• TASK TO CARRY OUT:
Set down the full listing exactly, character for character.

• Stored data:
======

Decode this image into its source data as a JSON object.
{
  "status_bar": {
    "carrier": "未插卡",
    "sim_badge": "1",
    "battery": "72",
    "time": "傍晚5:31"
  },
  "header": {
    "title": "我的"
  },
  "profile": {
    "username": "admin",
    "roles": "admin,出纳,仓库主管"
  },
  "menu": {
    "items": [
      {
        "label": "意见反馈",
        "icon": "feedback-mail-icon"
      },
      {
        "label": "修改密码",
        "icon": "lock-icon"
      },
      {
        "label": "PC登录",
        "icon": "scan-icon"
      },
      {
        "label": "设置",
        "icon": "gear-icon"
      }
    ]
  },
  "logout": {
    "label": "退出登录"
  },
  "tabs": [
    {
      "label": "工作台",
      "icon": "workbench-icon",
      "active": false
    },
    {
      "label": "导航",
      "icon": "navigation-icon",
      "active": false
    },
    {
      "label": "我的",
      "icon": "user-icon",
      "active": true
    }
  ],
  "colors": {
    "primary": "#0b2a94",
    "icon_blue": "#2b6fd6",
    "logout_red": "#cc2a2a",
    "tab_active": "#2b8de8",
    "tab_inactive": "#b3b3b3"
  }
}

======

• COMPLETE ANSWER:
Decode this image into its source data as a JSON object.
{
  "status_bar": {
    "carrier": "未插卡",
    "sim_badge": "1",
    "battery": "72",
    "time": "傍晚5:31"
  },
  "header": {
    "title": "我的"
  },
  "profile": {
    "username": "admin",
    "roles": "admin,出纳,仓库主管"
  },
  "menu": {
    "items": [
      {
        "label": "意见反馈",
        "icon": "feedback-mail-icon"
      },
      {
        "label": "修改密码",
        "icon": "lock-icon"
      },
      {
        "label": "PC登录",
        "icon": "scan-icon"
      },
      {
        "label": "设置",
        "icon": "gear-icon"
      }
    ]
  },
  "logout": {
    "label": "退出登录"
  },
  "tabs": [
    {
      "label": "工作台",
      "icon": "workbench-icon",
      "active": false
    },
    {
      "label": "导航",
      "icon": "navigation-icon",
      "active": false
    },
    {
      "label": "我的",
      "icon": "user-icon",
      "active": true
    }
  ],
  "colors": {
    "primary": "#0b2a94",
    "icon_blue": "#2b6fd6",
    "logout_red": "#cc2a2a",
    "tab_active": "#2b8de8",
    "tab_inactive": "#b3b3b3"
  }
}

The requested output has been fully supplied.